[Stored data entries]
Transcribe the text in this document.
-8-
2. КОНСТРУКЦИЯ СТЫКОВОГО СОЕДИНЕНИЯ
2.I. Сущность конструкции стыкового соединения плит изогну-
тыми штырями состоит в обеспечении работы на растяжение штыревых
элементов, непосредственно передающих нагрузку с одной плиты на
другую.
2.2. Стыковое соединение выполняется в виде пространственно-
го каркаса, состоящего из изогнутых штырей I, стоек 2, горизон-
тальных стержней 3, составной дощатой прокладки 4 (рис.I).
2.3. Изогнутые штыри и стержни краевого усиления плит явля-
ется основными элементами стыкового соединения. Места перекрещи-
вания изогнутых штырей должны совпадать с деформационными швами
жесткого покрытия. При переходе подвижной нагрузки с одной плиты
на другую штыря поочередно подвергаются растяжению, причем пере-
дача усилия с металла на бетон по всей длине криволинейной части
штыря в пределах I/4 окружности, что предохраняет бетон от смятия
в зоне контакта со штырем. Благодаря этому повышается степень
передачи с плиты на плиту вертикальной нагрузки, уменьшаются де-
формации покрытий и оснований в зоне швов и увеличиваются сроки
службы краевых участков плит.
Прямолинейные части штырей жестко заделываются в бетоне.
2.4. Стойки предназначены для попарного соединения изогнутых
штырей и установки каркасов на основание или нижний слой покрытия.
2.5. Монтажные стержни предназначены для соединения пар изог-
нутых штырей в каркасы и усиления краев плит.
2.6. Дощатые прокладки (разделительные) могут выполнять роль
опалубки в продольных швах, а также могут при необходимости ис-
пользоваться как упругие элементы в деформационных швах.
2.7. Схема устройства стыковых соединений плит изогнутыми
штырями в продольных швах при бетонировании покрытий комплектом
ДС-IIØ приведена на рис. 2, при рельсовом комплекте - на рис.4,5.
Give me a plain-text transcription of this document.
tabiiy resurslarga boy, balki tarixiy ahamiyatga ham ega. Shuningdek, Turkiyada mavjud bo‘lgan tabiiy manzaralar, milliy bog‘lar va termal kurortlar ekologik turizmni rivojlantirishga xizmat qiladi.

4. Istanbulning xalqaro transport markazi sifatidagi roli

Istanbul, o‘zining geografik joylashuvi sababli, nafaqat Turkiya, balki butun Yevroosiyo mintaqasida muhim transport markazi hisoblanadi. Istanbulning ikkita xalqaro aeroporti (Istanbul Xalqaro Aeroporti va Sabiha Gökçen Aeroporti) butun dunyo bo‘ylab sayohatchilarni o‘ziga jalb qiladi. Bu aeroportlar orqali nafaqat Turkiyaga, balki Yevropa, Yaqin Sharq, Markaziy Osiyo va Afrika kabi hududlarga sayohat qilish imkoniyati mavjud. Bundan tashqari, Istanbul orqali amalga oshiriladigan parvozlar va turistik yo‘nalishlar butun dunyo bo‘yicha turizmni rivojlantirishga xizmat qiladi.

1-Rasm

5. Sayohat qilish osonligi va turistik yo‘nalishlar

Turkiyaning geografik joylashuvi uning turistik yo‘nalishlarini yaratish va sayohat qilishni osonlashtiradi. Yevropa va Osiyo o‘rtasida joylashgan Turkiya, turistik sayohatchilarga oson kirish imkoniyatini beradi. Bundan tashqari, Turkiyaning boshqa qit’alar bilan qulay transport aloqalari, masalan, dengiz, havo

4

## Short exercise
Write out the material from the first line to the last, exactly.

## Written solution
Transcribe the text in this document.
-8-
2. КОНСТРУКЦИЯ СТЫКОВОГО СОЕДИНЕНИЯ
2.I. Сущность конструкции стыкового соединения плит изогну-
тыми штырями состоит в обеспечении работы на растяжение штыревых
элементов, непосредственно передающих нагрузку с одной плиты на
другую.
2.2. Стыковое соединение выполняется в виде пространственно-
го каркаса, состоящего из изогнутых штырей I, стоек 2, горизон-
тальных стержней 3, составной дощатой прокладки 4 (рис.I).
2.3. Изогнутые штыри и стержни краевого усиления плит явля-
ется основными элементами стыкового соединения. Места перекрещи-
вания изогнутых штырей должны совпадать с деформационными швами
жесткого покрытия. При переходе подвижной нагрузки с одной плиты
на другую штыря поочередно подвергаются растяжению, причем пере-
дача усилия с металла на бетон по всей длине криволинейной части
штыря в пределах I/4 окружности, что предохраняет бетон от смятия
в зоне контакта со штырем. Благодаря этому повышается степень
передачи с плиты на плиту вертикальной нагрузки, уменьшаются де-
формации покрытий и оснований в зоне швов и увеличиваются сроки
службы краевых участков плит.
Прямолинейные части штырей жестко заделываются в бетоне.
2.4. Стойки предназначены для попарного соединения изогнутых
штырей и установки каркасов на основание или нижний слой покрытия.
2.5. Монтажные стержни предназначены для соединения пар изог-
нутых штырей в каркасы и усиления краев плит.
2.6. Дощатые прокладки (разделительные) могут выполнять роль
опалубки в продольных швах, а также могут при необходимости ис-
пользоваться как упругие элементы в деформационных швах.
2.7. Схема устройства стыковых соединений плит изогнутыми
штырями в продольных швах при бетонировании покрытий комплектом
ДС-IIØ приведена на рис. 2, при рельсовом комплекте - на рис.4,5.
Give me a plain-text transcription of this document.
tabiiy resurslarga boy, balki tarixiy ahamiyatga ham ega. Shuningdek, Turkiyada mavjud bo‘lgan tabiiy manzaralar, milliy bog‘lar va termal kurortlar ekologik turizmni rivojlantirishga xizmat qiladi.

4. Istanbulning xalqaro transport markazi sifatidagi roli

Istanbul, o‘zining geografik joylashuvi sababli, nafaqat Turkiya, balki butun Yevroosiyo mintaqasida muhim transport markazi hisoblanadi. Istanbulning ikkita xalqaro aeroporti (Istanbul Xalqaro Aeroporti va Sabiha Gökçen Aeroporti) butun dunyo bo‘ylab sayohatchilarni o‘ziga jalb qiladi. Bu aeroportlar orqali nafaqat Turkiyaga, balki Yevropa, Yaqin Sharq, Markaziy Osiyo va Afrika kabi hududlarga sayohat qilish imkoniyati mavjud. Bundan tashqari, Istanbul orqali amalga oshiriladigan parvozlar va turistik yo‘nalishlar butun dunyo bo‘yicha turizmni rivojlantirishga xizmat qiladi.

1-Rasm

5. Sayohat qilish osonligi va turistik yo‘nalishlar

Turkiyaning geografik joylashuvi uning turistik yo‘nalishlarini yaratish va sayohat qilishni osonlashtiradi. Yevropa va Osiyo o‘rtasida joylashgan Turkiya, turistik sayohatchilarga oson kirish imkoniyatini beradi. Bundan tashqari, Turkiyaning boshqa qit’alar bilan qulay transport aloqalari, masalan, dengiz, havo

4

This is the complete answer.